__AIM__
Every entry needs to be reproduced exactly.

Start

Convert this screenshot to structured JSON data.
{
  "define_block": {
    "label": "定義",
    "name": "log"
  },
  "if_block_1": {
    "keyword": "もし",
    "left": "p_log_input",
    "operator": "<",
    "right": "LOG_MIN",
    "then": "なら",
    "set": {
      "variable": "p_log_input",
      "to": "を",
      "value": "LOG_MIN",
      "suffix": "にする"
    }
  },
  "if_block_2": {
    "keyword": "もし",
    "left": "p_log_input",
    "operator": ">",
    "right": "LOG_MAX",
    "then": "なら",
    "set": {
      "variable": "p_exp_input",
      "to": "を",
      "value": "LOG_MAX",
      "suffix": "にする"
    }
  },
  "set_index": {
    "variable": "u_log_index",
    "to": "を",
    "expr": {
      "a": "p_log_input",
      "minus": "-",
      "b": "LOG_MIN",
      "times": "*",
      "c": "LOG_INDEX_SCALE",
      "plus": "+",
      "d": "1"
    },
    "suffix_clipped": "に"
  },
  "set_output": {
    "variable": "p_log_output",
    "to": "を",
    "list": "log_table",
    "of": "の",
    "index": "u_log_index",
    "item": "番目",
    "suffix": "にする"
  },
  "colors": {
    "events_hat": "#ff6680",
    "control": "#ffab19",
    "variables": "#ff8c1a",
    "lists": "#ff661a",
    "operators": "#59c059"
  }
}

End

__SOLUTION FOR THIS TASK__
Convert this screenshot to structured JSON data.
{
  "define_block": {
    "label": "定義",
    "name": "log"
  },
  "if_block_1": {
    "keyword": "もし",
    "left": "p_log_input",
    "operator": "<",
    "right": "LOG_MIN",
    "then": "なら",
    "set": {
      "variable": "p_log_input",
      "to": "を",
      "value": "LOG_MIN",
      "suffix": "にする"
    }
  },
  "if_block_2": {
    "keyword": "もし",
    "left": "p_log_input",
    "operator": ">",
    "right": "LOG_MAX",
    "then": "なら",
    "set": {
      "variable": "p_exp_input",
      "to": "を",
      "value": "LOG_MAX",
      "suffix": "にする"
    }
  },
  "set_index": {
    "variable": "u_log_index",
    "to": "を",
    "expr": {
      "a": "p_log_input",
      "minus": "-",
      "b": "LOG_MIN",
      "times": "*",
      "c": "LOG_INDEX_SCALE",
      "plus": "+",
      "d": "1"
    },
    "suffix_clipped": "に"
  },
  "set_output": {
    "variable": "p_log_output",
    "to": "を",
    "list": "log_table",
    "of": "の",
    "index": "u_log_index",
    "item": "番目",
    "suffix": "にする"
  },
  "colors": {
    "events_hat": "#ff6680",
    "control": "#ffab19",
    "variables": "#ff8c1a",
    "lists": "#ff661a",
    "operators": "#59c059"
  }
}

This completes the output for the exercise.